START

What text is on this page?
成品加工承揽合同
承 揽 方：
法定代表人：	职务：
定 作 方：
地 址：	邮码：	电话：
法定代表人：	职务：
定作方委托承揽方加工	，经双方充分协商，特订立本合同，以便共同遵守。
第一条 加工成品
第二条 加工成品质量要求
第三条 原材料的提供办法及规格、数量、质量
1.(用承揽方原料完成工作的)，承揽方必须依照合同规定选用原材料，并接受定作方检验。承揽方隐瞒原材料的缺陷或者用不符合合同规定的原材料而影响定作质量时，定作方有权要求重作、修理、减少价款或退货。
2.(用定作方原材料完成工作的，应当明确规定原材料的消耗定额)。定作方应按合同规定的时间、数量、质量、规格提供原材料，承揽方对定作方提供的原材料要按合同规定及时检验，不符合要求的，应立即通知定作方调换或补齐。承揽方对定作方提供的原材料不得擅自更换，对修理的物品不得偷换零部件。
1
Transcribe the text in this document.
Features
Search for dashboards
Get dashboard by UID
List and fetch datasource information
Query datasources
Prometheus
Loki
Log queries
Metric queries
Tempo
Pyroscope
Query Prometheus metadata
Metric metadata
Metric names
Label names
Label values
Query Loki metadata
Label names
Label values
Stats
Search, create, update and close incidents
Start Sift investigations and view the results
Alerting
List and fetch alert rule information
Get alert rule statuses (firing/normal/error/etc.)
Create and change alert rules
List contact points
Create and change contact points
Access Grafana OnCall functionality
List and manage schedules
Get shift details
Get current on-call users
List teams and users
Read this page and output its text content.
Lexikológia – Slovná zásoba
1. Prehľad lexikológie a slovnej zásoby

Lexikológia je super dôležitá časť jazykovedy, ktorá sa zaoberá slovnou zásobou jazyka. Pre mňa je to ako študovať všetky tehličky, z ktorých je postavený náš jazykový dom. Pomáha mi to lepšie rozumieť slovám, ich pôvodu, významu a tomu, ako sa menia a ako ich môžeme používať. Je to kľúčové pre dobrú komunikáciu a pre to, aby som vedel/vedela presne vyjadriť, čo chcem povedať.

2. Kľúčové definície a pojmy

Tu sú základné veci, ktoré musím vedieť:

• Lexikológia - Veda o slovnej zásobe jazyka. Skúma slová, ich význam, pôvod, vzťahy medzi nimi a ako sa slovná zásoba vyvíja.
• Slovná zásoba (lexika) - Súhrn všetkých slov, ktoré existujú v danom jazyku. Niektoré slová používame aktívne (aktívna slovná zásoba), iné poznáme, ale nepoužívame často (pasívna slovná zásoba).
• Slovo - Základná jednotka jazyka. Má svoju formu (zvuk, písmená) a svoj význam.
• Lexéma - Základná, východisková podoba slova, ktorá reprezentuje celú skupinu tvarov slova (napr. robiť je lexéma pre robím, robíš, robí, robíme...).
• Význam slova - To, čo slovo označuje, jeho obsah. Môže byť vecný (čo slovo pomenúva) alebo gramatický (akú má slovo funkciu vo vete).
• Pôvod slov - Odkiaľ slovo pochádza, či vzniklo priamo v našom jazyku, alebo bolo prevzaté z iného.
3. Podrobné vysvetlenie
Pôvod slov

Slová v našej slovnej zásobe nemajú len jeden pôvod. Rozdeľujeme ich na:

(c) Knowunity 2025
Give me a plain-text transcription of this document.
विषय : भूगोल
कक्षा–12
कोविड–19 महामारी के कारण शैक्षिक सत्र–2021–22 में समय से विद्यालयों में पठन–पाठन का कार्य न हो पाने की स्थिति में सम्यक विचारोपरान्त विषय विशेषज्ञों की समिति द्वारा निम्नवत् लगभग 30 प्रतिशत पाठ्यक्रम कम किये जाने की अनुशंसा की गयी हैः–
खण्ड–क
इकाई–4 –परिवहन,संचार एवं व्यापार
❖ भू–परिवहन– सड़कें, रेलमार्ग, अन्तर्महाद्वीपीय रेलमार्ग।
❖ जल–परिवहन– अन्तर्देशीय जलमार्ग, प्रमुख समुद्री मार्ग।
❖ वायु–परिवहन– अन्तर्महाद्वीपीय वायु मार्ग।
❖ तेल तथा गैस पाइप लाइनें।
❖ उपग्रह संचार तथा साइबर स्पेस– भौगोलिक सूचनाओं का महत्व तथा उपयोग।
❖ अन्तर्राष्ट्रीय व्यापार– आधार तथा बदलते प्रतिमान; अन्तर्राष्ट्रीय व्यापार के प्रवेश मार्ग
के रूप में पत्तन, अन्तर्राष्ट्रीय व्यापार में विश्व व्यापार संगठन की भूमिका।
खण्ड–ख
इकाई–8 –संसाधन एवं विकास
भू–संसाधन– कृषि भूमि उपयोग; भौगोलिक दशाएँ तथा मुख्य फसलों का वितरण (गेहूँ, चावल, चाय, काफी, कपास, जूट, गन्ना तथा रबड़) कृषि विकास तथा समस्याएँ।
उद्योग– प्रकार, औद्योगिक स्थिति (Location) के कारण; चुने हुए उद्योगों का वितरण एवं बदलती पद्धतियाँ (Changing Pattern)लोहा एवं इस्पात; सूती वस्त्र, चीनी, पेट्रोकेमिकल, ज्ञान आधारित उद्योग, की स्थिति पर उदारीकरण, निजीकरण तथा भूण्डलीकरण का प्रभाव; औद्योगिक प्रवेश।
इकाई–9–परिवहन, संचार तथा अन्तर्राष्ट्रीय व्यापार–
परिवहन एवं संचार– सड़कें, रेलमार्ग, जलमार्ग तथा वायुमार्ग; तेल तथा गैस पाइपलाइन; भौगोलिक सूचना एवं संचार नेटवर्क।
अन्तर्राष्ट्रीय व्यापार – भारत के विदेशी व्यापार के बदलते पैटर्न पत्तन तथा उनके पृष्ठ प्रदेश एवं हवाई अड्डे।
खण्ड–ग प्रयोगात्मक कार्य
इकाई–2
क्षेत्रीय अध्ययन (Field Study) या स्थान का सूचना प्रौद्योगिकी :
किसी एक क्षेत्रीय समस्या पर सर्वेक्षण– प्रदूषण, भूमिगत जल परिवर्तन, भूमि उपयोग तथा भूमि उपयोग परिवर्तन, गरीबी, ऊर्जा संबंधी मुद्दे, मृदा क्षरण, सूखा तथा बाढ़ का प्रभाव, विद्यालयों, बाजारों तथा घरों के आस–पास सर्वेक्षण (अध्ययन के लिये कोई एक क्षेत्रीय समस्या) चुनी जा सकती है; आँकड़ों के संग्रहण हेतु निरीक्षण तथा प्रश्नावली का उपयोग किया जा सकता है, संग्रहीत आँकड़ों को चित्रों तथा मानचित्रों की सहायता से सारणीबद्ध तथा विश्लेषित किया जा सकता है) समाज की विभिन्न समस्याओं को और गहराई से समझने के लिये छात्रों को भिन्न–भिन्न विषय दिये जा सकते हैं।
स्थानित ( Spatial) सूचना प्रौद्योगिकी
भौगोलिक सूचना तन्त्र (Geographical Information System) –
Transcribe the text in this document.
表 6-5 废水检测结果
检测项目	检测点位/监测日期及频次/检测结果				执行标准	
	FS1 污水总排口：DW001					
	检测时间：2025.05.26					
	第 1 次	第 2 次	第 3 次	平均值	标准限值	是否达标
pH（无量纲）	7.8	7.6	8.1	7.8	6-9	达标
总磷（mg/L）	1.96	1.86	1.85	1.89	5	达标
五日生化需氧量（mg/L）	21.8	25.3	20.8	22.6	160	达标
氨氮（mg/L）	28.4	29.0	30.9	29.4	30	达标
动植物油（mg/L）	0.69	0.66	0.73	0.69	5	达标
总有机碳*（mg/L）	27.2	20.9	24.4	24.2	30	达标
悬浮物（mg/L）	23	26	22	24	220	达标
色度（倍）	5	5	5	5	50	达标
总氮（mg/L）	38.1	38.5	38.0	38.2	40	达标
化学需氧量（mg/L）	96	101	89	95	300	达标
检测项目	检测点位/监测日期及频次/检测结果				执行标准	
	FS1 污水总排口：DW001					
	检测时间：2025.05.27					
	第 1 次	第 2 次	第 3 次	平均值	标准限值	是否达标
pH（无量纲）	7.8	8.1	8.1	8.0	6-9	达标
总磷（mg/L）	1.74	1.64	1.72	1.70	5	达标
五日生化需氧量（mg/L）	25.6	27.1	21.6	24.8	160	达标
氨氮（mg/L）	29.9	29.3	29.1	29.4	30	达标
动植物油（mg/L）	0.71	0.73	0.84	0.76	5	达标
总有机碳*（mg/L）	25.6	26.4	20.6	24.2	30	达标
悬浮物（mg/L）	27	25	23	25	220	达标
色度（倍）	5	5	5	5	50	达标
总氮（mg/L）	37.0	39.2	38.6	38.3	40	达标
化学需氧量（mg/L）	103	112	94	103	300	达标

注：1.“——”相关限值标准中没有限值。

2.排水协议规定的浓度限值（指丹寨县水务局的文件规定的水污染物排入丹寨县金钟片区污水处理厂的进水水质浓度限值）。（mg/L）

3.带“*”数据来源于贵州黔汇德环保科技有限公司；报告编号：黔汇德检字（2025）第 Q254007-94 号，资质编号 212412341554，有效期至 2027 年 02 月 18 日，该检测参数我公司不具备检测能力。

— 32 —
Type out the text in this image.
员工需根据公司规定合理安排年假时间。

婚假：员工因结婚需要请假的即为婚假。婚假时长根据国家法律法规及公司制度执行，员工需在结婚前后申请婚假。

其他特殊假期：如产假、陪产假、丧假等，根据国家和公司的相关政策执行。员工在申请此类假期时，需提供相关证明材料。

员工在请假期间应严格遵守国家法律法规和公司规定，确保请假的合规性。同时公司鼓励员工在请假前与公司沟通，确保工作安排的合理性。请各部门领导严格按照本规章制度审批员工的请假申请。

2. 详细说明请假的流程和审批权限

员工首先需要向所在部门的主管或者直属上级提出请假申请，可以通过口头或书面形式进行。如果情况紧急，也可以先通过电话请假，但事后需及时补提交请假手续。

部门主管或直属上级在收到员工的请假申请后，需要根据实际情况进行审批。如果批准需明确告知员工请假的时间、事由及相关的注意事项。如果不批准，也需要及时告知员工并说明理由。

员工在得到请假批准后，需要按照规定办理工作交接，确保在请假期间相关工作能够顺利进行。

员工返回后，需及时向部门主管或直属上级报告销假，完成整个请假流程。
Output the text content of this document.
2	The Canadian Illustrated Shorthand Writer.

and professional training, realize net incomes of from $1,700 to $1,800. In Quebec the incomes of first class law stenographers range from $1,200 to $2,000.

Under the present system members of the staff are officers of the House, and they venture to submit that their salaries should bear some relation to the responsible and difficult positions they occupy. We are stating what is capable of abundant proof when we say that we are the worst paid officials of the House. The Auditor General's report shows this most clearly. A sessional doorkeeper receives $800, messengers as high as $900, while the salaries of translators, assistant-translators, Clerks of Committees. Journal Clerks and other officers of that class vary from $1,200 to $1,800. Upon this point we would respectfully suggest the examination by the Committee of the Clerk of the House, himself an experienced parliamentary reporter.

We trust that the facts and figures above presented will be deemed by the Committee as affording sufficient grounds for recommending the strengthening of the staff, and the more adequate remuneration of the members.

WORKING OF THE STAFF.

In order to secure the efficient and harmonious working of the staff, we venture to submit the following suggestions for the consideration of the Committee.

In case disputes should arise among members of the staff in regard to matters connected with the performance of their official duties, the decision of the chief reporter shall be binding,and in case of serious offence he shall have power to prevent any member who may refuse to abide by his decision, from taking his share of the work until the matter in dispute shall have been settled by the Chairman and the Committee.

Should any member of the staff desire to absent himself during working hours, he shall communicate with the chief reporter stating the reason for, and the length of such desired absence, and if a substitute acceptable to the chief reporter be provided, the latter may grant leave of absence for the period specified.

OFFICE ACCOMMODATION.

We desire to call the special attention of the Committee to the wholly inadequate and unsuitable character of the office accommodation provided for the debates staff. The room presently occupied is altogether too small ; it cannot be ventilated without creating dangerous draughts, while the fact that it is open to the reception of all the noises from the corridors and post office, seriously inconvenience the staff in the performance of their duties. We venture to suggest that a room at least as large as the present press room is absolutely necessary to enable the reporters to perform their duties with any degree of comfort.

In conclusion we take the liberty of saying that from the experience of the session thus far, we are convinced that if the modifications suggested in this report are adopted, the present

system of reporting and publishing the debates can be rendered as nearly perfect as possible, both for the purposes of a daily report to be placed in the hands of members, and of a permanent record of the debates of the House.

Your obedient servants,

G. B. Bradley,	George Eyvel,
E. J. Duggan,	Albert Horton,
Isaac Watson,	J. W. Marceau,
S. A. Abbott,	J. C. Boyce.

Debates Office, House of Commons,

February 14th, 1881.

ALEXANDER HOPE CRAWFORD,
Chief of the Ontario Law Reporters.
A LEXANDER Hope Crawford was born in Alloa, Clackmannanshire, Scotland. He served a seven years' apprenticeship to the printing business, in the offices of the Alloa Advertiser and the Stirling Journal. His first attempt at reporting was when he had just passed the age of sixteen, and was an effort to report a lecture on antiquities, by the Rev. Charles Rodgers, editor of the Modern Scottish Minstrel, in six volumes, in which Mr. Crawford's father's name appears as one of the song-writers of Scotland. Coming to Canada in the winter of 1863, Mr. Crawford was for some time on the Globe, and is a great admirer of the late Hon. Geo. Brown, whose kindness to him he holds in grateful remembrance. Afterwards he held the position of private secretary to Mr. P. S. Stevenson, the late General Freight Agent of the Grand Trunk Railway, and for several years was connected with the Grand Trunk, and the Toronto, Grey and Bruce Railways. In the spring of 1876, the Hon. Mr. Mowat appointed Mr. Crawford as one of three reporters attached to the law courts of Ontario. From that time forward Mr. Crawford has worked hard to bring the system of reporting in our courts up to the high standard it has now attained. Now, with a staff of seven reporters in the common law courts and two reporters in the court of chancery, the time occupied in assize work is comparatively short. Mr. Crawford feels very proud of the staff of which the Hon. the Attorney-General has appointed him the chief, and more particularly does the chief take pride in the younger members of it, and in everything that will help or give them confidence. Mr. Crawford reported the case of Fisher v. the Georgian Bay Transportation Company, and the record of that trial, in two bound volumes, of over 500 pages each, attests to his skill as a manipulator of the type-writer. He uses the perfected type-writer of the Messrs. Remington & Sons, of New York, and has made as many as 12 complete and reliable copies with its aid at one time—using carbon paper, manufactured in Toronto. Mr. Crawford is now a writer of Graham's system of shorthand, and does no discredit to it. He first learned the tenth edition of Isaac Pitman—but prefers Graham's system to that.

END

> [EXERCISE TASK]
Show each line of the listing that holds the string "document".

> [EXPECTED OUTPUT]
Transcribe the text in this document.
Give me a plain-text transcription of this document.
Transcribe the text in this document.
Output the text content of this document.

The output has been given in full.